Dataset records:

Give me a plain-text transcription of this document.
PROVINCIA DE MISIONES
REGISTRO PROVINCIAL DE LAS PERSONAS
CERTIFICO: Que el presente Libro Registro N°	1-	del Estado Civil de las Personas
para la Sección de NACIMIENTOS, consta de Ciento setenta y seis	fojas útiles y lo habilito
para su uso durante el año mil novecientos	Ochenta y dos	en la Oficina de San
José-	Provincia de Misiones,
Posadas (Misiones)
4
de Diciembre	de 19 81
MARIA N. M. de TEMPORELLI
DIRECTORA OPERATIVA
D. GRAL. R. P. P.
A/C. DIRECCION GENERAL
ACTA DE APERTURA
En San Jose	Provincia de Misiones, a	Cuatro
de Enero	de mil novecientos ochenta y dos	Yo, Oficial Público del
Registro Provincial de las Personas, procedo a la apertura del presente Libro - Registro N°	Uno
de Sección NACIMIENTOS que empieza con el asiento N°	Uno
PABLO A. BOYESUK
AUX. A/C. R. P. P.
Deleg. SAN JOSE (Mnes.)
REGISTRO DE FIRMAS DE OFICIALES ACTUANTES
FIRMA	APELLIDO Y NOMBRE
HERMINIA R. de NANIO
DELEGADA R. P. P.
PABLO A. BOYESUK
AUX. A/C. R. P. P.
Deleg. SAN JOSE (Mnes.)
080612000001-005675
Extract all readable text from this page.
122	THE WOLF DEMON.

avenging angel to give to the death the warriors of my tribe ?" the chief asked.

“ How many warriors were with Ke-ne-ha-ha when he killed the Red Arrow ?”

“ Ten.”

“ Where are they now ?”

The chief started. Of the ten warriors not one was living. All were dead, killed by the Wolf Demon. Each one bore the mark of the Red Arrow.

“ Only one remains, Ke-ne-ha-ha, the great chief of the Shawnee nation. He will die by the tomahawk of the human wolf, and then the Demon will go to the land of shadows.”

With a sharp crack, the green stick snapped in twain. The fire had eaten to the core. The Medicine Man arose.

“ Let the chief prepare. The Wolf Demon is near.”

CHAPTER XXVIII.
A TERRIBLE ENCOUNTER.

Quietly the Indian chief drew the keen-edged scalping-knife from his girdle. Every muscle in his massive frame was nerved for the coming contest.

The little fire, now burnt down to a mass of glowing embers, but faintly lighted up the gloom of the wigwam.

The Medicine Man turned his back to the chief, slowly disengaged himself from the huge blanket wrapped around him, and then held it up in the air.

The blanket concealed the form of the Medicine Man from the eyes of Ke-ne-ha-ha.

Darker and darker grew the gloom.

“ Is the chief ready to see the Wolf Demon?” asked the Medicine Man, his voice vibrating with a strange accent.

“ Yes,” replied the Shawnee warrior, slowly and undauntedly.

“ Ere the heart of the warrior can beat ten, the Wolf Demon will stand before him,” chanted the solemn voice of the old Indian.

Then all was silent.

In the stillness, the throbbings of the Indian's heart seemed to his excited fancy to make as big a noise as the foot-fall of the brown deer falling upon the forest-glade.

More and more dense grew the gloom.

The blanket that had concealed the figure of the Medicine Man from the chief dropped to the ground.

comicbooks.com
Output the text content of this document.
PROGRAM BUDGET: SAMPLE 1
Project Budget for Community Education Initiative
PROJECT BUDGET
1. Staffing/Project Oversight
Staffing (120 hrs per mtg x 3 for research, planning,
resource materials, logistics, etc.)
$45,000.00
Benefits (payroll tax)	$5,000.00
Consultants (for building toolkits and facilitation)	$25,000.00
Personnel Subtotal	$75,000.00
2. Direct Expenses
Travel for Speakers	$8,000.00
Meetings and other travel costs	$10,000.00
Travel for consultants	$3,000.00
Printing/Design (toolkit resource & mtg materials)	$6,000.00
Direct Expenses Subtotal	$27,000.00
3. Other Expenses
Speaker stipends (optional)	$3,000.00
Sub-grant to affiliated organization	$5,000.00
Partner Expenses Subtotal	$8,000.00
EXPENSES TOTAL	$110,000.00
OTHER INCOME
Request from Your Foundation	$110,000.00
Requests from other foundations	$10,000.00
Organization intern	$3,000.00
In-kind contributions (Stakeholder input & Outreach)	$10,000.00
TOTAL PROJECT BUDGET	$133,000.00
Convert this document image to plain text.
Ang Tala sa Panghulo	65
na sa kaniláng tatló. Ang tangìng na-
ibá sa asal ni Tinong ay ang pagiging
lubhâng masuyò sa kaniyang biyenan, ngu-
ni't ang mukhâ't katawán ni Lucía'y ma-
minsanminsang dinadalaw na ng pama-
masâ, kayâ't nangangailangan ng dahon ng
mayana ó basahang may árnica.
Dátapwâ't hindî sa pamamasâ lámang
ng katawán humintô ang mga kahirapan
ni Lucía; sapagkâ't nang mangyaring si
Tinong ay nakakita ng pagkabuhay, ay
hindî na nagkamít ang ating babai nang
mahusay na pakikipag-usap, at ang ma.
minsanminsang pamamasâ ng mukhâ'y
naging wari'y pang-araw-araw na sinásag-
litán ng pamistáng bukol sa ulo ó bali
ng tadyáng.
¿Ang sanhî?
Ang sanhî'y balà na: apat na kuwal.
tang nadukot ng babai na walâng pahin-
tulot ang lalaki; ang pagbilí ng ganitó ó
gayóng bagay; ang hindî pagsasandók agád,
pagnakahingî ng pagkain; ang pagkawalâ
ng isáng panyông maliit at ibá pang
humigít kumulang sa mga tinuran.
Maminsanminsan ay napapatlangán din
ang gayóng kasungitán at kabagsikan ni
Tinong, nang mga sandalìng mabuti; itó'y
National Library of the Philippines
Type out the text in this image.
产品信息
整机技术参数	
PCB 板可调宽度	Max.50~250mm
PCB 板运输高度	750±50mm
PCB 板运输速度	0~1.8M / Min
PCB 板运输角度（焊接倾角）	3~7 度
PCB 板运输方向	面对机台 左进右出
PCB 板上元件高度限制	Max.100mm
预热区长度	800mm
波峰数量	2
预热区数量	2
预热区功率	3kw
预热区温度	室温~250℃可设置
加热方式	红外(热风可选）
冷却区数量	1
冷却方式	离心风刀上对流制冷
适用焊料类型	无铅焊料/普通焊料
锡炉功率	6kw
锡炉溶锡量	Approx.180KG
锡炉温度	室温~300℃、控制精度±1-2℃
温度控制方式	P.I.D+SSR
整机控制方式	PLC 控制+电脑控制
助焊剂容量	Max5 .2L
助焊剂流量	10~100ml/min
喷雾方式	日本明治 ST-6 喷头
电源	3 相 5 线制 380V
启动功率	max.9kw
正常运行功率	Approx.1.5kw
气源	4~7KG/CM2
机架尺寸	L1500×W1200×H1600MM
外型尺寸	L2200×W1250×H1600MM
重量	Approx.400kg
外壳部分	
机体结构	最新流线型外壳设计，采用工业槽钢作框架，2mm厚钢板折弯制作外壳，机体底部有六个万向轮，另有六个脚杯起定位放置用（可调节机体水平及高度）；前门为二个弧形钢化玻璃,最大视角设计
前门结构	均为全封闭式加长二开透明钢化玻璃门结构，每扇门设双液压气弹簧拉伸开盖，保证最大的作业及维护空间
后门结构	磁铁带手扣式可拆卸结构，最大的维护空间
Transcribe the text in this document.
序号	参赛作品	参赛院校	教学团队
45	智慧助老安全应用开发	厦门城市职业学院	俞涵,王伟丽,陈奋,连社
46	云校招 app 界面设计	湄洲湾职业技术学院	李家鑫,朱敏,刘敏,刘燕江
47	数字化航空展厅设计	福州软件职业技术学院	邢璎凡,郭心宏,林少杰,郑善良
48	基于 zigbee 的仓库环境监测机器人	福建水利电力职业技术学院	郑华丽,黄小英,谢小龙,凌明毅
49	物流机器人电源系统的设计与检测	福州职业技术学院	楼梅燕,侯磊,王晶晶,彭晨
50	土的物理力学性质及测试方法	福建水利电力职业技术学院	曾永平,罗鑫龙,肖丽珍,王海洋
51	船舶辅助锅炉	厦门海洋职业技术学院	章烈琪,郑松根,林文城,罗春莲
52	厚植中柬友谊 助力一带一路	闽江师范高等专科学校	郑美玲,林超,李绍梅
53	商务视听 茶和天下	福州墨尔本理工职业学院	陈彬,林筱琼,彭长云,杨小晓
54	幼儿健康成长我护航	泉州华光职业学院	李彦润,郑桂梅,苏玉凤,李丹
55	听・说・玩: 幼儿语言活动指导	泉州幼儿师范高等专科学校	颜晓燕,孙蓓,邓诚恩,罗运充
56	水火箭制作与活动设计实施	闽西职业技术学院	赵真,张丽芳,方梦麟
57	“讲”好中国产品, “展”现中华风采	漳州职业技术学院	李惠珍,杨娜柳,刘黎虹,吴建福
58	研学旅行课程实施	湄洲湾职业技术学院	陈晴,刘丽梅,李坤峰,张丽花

Exercise details: Identify lines with the string "mukhâ". Copy each one.

Solution to this problem:
ni't ang mukhâ't katawán ni Lucía'y ma-
minsanminsang pamamasâ ng mukhâ'y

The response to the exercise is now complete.